§ Requirements: Print all entries word for word.

* * * * *

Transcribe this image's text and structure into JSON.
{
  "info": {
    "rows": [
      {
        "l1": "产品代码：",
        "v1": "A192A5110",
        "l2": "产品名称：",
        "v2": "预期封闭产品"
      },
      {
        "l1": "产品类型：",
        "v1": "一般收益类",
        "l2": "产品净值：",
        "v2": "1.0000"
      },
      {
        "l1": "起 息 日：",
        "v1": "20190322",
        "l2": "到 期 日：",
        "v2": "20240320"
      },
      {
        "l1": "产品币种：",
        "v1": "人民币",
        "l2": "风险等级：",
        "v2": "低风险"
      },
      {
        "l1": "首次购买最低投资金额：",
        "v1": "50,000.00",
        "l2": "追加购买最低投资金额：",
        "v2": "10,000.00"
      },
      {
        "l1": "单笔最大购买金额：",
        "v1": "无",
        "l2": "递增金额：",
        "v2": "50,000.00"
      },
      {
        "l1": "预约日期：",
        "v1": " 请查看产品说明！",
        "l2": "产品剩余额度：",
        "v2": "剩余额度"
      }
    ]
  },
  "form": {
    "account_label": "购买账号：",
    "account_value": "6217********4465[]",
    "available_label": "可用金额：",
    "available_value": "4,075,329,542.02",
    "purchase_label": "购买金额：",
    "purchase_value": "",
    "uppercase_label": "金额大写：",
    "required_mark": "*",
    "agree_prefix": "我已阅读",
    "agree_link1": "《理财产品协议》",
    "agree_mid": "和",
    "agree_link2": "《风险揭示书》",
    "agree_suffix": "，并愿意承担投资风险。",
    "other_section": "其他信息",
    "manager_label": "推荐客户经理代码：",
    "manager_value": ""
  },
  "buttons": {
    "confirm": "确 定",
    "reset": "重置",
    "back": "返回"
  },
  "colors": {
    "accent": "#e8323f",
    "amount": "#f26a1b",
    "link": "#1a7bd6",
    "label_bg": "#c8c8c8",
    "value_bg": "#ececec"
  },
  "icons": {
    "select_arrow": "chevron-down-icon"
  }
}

* * * * *

§ Solution to this problem:
Transcribe this image's text and structure into JSON.
{
  "info": {
    "rows": [
      {
        "l1": "产品代码：",
        "v1": "A192A5110",
        "l2": "产品名称：",
        "v2": "预期封闭产品"
      },
      {
        "l1": "产品类型：",
        "v1": "一般收益类",
        "l2": "产品净值：",
        "v2": "1.0000"
      },
      {
        "l1": "起 息 日：",
        "v1": "20190322",
        "l2": "到 期 日：",
        "v2": "20240320"
      },
      {
        "l1": "产品币种：",
        "v1": "人民币",
        "l2": "风险等级：",
        "v2": "低风险"
      },
      {
        "l1": "首次购买最低投资金额：",
        "v1": "50,000.00",
        "l2": "追加购买最低投资金额：",
        "v2": "10,000.00"
      },
      {
        "l1": "单笔最大购买金额：",
        "v1": "无",
        "l2": "递增金额：",
        "v2": "50,000.00"
      },
      {
        "l1": "预约日期：",
        "v1": " 请查看产品说明！",
        "l2": "产品剩余额度：",
        "v2": "剩余额度"
      }
    ]
  },
  "form": {
    "account_label": "购买账号：",
    "account_value": "6217********4465[]",
    "available_label": "可用金额：",
    "available_value": "4,075,329,542.02",
    "purchase_label": "购买金额：",
    "purchase_value": "",
    "uppercase_label": "金额大写：",
    "required_mark": "*",
    "agree_prefix": "我已阅读",
    "agree_link1": "《理财产品协议》",
    "agree_mid": "和",
    "agree_link2": "《风险揭示书》",
    "agree_suffix": "，并愿意承担投资风险。",
    "other_section": "其他信息",
    "manager_label": "推荐客户经理代码：",
    "manager_value": ""
  },
  "buttons": {
    "confirm": "确 定",
    "reset": "重置",
    "back": "返回"
  },
  "colors": {
    "accent": "#e8323f",
    "amount": "#f26a1b",
    "link": "#1a7bd6",
    "label_bg": "#c8c8c8",
    "value_bg": "#ececec"
  },
  "icons": {
    "select_arrow": "chevron-down-icon"
  }
}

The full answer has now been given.